### Exercise prompt:
List each line of the data that holds the string "name", please.

### Input:
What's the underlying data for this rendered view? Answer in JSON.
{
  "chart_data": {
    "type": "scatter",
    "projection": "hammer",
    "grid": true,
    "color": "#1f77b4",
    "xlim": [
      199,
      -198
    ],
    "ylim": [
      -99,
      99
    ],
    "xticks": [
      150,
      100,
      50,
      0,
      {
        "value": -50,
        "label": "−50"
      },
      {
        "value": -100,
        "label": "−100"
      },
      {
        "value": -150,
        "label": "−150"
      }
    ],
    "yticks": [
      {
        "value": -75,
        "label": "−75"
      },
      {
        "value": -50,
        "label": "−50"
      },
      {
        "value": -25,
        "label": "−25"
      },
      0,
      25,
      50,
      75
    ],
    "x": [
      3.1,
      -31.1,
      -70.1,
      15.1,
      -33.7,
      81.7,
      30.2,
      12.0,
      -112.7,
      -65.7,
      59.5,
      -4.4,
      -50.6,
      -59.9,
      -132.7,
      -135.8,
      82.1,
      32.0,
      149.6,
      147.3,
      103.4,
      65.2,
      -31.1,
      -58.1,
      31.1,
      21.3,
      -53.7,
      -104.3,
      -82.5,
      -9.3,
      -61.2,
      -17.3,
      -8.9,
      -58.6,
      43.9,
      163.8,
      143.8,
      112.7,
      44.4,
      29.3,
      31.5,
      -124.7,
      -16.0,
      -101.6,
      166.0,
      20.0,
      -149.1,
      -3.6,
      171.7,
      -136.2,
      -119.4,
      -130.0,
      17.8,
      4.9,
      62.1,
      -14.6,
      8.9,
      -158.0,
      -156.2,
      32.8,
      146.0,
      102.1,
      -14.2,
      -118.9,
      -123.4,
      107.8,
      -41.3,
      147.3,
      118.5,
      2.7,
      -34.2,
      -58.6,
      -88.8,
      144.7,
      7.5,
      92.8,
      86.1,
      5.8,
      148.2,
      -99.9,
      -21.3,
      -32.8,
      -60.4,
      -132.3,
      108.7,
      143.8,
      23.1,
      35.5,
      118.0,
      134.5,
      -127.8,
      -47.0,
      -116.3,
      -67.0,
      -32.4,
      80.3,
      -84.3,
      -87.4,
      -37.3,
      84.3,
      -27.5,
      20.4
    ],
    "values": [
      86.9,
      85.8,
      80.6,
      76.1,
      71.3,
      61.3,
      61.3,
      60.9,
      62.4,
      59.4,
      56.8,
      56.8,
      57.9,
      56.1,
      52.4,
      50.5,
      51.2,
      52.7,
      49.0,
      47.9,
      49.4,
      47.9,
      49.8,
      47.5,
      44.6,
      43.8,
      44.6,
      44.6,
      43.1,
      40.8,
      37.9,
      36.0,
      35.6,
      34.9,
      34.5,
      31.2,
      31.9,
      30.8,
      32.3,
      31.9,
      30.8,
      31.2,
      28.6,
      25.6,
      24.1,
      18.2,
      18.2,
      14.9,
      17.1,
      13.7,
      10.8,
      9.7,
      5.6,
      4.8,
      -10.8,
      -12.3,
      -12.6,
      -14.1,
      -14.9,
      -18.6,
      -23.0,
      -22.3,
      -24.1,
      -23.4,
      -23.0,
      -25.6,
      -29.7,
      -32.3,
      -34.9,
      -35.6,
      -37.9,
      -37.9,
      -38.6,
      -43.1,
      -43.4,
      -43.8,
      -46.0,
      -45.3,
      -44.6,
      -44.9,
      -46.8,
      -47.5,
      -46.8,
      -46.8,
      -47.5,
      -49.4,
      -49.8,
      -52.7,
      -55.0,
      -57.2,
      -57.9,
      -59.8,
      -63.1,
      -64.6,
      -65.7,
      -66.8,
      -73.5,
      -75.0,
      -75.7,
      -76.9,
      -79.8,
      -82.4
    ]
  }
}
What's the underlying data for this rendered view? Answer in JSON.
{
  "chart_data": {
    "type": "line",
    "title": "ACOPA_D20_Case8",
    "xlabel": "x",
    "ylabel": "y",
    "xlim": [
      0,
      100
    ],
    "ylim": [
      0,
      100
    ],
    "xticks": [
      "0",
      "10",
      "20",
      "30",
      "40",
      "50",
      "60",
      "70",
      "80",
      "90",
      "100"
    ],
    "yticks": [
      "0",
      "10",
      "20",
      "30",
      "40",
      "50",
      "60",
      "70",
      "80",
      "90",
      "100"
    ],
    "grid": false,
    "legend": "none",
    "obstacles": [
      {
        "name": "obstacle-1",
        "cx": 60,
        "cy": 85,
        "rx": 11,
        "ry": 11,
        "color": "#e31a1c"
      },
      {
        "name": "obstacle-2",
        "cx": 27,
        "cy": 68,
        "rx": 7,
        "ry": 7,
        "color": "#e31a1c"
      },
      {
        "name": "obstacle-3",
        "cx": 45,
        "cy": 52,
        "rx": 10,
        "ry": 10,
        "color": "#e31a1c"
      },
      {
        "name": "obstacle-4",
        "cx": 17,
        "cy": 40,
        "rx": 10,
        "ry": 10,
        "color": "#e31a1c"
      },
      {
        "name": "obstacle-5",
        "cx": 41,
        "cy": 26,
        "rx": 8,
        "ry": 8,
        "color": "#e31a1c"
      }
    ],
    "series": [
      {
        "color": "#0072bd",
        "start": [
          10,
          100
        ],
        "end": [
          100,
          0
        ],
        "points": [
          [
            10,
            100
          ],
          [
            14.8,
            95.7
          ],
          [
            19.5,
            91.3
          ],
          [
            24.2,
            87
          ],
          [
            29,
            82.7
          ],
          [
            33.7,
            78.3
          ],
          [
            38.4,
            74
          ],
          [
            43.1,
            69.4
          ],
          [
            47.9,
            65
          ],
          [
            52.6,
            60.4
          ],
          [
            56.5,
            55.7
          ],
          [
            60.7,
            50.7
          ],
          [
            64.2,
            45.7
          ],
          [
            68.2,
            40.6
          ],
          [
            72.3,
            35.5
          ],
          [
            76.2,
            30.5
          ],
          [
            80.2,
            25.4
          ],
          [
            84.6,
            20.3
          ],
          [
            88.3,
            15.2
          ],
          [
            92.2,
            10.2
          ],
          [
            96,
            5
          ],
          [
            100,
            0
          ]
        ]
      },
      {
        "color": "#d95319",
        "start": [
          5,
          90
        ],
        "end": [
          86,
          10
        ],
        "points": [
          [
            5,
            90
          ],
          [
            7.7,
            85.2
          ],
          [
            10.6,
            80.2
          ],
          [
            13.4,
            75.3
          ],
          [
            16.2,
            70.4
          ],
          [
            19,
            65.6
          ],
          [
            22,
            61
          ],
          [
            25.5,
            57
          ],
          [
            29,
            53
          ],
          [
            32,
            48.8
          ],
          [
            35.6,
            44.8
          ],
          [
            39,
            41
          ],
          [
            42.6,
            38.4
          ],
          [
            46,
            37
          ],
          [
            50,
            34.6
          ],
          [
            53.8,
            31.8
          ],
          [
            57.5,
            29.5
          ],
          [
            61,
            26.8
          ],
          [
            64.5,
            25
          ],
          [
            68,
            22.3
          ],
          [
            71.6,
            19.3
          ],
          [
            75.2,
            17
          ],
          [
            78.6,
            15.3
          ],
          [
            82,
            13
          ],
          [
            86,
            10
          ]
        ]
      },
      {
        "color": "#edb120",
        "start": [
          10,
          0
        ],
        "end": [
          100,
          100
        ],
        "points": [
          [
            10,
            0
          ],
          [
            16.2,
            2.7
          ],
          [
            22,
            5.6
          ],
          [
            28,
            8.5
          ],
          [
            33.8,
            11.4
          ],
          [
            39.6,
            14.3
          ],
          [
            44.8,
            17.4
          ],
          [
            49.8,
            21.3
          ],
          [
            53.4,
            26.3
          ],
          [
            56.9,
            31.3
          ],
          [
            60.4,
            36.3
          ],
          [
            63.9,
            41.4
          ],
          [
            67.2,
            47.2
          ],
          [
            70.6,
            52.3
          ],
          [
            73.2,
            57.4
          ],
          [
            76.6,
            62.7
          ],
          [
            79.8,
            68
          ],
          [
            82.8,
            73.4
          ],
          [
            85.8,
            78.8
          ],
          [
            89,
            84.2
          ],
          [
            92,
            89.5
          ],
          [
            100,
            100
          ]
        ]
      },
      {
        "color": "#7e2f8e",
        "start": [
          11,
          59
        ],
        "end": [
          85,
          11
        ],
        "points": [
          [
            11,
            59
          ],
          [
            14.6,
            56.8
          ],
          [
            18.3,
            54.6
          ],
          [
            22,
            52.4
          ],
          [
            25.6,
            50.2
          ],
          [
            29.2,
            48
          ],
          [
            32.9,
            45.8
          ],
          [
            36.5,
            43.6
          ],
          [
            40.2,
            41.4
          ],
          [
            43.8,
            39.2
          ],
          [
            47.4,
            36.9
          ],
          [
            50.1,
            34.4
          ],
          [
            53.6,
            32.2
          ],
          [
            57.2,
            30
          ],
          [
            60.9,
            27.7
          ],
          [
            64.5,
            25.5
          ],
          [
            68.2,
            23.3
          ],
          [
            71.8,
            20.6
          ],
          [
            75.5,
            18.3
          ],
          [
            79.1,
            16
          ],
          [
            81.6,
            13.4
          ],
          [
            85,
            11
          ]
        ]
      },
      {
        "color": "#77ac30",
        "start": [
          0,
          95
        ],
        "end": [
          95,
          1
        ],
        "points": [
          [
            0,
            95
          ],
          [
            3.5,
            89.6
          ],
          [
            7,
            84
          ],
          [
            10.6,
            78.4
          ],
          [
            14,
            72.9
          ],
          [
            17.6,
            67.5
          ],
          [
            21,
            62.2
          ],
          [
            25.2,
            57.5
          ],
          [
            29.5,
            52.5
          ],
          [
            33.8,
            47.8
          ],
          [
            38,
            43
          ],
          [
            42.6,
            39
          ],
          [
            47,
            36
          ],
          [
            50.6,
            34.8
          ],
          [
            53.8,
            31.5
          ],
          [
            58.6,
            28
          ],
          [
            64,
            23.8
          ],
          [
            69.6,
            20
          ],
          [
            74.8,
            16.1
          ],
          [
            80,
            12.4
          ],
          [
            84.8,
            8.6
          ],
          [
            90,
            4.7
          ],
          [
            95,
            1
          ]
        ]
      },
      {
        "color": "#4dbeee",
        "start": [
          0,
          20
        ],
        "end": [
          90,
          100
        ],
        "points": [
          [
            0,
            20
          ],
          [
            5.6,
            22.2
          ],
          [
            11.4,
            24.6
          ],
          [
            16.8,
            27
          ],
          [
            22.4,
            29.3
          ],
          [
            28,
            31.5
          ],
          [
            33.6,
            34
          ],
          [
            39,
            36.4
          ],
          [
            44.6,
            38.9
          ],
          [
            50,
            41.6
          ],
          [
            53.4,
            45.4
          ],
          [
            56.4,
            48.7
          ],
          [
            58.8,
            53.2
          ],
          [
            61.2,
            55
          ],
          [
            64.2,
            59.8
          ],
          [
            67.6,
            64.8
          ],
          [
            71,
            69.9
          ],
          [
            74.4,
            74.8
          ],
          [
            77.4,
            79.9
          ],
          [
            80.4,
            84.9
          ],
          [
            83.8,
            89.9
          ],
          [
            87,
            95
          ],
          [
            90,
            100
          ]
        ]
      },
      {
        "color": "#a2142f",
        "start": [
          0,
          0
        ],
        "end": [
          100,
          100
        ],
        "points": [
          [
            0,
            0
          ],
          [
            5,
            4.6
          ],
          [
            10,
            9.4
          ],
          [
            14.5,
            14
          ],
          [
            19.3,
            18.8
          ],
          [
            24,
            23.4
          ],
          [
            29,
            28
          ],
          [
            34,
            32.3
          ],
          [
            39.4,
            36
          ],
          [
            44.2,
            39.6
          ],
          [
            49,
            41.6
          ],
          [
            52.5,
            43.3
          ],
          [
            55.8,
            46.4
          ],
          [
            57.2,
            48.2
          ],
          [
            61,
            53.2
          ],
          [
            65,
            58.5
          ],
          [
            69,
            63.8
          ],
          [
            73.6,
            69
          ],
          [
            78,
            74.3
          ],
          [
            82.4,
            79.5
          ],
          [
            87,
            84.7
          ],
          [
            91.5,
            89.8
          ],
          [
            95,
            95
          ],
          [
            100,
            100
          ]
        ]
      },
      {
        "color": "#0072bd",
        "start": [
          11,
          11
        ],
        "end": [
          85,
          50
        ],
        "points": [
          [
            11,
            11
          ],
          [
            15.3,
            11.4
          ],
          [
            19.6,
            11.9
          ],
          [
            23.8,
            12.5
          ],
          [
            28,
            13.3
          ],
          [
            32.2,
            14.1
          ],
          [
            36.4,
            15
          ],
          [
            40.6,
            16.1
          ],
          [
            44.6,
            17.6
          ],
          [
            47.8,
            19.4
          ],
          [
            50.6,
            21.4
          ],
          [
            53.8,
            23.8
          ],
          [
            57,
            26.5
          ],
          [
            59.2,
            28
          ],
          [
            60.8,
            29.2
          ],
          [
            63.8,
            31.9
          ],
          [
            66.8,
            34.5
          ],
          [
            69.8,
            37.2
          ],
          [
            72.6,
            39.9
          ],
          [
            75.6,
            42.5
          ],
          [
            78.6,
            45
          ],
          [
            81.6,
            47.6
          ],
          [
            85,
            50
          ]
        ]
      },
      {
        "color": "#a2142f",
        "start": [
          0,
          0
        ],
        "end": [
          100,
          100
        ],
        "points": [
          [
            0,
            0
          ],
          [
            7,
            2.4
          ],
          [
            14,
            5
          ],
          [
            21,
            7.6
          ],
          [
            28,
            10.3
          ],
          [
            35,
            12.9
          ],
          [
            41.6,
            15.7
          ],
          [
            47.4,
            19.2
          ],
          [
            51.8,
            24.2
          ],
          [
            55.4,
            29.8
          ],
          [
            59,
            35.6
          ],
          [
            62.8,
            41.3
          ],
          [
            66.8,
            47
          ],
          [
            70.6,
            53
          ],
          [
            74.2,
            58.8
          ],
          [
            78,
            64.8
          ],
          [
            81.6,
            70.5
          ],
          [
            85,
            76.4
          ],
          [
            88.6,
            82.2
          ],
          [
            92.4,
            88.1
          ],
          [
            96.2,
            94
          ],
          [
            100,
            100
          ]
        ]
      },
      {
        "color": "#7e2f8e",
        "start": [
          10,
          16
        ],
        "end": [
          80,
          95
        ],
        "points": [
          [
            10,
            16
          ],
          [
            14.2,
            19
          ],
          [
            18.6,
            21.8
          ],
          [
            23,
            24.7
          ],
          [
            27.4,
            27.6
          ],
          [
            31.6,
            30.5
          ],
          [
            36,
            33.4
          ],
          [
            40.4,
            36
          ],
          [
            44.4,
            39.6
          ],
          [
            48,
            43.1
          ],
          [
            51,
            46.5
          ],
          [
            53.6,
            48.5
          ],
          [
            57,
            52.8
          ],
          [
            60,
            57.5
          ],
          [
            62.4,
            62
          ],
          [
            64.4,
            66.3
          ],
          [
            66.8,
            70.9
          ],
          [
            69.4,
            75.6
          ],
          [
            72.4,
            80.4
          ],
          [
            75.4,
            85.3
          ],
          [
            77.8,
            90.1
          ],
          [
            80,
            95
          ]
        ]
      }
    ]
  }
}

### Worked answer:
        "name": "obstacle-1",
        "name": "obstacle-2",
        "name": "obstacle-3",
        "name": "obstacle-4",
        "name": "obstacle-5",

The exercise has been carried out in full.